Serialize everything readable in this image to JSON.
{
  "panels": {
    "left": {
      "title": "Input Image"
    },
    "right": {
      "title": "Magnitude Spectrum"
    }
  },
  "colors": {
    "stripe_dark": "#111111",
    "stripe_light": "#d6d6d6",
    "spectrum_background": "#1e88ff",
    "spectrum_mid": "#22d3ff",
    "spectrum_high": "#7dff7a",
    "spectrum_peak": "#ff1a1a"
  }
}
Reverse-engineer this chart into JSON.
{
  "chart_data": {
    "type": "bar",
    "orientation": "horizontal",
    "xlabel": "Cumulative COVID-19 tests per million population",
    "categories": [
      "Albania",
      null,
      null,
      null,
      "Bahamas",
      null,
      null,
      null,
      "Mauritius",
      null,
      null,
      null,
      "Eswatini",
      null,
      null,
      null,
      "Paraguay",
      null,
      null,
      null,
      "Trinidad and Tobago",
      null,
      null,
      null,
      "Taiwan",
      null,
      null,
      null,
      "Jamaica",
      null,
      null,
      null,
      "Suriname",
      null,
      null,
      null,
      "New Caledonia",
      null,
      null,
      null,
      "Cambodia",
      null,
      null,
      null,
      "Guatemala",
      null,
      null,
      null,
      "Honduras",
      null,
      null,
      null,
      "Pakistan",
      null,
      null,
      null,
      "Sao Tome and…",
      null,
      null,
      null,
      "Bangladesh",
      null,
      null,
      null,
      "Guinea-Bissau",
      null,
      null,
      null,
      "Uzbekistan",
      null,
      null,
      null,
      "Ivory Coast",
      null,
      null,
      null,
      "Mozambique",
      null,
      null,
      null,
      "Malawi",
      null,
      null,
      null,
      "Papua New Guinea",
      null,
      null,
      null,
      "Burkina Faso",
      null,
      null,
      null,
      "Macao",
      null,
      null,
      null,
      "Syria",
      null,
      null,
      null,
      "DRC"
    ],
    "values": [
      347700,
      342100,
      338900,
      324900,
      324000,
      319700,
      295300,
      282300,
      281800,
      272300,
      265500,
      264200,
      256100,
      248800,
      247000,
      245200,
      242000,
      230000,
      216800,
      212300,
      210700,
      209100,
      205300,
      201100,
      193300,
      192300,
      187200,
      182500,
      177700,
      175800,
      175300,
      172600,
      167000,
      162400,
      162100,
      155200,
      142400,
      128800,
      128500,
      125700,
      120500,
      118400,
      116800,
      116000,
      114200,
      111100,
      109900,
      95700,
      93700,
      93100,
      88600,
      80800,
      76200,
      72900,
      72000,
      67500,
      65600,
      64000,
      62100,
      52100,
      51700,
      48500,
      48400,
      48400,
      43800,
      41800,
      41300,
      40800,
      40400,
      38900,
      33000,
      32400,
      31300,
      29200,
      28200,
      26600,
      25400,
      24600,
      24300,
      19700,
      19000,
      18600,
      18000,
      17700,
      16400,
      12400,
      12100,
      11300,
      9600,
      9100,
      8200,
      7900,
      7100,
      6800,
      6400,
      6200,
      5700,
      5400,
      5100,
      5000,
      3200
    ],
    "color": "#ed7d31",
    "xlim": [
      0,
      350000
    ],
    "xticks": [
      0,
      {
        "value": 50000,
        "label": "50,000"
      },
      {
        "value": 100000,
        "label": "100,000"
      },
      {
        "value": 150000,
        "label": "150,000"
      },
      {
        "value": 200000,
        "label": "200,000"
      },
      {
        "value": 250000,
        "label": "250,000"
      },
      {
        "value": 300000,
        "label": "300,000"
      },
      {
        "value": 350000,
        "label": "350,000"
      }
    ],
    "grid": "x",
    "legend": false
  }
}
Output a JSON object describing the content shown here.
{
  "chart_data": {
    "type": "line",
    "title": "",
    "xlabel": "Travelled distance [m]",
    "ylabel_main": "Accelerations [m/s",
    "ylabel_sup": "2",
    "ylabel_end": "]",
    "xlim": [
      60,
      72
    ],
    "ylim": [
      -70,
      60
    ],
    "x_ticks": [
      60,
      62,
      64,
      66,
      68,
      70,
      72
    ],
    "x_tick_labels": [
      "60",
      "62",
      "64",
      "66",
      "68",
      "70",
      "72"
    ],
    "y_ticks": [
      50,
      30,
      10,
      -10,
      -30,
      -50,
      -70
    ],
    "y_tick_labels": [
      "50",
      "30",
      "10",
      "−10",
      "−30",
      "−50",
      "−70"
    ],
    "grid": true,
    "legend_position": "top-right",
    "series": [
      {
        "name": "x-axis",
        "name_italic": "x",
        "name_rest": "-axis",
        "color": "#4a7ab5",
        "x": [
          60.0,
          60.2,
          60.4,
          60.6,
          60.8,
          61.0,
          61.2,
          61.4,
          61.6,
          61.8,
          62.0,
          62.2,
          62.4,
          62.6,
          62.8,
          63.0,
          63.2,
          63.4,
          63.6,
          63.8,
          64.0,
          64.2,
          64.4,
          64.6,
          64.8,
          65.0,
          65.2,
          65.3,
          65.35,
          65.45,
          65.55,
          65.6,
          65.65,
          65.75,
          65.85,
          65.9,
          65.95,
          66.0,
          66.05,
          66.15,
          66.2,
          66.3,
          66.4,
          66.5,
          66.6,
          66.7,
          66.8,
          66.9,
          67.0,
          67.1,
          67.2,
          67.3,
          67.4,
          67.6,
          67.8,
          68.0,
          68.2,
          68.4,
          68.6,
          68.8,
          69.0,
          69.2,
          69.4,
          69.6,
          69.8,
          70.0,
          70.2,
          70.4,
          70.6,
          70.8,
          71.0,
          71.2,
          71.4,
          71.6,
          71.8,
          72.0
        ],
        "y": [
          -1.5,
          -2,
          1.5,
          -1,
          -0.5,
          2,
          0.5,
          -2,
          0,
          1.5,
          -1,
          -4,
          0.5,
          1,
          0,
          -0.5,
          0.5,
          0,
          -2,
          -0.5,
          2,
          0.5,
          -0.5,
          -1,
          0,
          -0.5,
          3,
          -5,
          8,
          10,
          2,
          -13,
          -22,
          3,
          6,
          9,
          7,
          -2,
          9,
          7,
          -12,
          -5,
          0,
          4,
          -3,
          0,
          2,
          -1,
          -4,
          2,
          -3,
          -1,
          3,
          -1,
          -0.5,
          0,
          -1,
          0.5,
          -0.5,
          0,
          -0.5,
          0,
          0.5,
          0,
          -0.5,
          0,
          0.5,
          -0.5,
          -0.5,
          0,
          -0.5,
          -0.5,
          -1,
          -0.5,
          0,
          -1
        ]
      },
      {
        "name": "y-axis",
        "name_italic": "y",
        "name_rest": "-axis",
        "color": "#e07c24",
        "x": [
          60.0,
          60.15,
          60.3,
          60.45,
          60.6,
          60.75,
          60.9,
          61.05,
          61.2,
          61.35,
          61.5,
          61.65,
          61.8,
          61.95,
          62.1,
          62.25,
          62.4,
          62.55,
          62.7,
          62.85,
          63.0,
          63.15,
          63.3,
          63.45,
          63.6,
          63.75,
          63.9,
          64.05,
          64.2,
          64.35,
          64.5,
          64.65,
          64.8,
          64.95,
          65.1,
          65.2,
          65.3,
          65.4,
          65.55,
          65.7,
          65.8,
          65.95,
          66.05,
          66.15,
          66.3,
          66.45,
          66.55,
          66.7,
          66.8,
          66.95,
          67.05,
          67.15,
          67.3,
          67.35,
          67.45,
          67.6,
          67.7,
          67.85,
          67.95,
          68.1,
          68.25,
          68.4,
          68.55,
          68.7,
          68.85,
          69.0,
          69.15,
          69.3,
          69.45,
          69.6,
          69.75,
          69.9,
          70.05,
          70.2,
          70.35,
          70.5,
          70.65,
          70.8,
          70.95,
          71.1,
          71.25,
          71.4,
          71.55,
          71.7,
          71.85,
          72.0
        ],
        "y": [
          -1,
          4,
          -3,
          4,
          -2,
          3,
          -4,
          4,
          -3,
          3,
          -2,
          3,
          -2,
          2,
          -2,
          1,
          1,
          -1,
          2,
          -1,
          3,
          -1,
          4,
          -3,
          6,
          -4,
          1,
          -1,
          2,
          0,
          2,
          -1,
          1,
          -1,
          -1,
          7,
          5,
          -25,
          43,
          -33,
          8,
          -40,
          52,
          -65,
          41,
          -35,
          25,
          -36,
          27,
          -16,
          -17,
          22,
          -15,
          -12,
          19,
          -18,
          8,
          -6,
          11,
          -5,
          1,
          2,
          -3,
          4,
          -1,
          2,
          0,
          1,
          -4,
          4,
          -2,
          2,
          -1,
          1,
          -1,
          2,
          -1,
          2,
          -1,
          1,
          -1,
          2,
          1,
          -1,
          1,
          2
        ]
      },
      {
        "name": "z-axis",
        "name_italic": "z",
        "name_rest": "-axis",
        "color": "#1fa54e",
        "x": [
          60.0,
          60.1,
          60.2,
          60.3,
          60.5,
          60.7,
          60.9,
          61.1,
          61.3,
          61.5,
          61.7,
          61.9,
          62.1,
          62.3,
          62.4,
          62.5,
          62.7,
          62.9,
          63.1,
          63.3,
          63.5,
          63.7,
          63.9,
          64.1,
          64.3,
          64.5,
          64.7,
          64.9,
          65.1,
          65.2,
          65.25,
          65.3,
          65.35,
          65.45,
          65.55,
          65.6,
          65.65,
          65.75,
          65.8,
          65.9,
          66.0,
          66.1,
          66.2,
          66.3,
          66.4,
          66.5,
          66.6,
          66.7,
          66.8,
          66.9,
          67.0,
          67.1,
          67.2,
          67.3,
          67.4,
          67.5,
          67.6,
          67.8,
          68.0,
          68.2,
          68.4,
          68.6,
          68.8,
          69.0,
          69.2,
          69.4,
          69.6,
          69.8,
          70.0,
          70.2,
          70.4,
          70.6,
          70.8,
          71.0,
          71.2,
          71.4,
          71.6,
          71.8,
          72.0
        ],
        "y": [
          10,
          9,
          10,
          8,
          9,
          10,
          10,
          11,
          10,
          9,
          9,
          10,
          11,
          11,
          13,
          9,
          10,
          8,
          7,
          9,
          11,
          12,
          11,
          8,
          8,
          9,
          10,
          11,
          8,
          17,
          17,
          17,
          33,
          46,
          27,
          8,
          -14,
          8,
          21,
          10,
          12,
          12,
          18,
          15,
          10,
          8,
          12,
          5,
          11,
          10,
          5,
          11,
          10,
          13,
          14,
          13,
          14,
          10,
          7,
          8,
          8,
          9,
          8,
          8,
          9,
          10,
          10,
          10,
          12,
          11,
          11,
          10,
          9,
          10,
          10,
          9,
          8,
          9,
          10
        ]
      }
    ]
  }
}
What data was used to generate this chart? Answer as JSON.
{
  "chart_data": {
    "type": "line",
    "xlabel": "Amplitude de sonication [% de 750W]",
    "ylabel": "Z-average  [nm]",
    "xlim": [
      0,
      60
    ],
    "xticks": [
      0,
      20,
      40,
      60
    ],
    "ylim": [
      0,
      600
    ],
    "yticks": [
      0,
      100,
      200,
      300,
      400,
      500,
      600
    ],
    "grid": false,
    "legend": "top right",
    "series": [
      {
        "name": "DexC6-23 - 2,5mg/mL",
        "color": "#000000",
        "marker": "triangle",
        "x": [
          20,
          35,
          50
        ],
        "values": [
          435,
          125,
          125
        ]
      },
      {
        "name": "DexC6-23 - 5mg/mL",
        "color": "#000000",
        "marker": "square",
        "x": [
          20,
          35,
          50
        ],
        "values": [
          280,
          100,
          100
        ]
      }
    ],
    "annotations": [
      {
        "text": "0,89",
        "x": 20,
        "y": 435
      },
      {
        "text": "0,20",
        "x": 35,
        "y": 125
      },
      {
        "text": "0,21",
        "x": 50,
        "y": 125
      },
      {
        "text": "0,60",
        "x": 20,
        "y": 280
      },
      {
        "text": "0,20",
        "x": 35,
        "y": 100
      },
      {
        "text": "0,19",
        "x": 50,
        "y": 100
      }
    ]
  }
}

→ **Task description**:
Which lines in the data above contain "text"? Show each one.

→ **Task solution**:
        "text": "0,89",
        "text": "0,20",
        "text": "0,21",
        "text": "0,60",
        "text": "0,20",
        "text": "0,19",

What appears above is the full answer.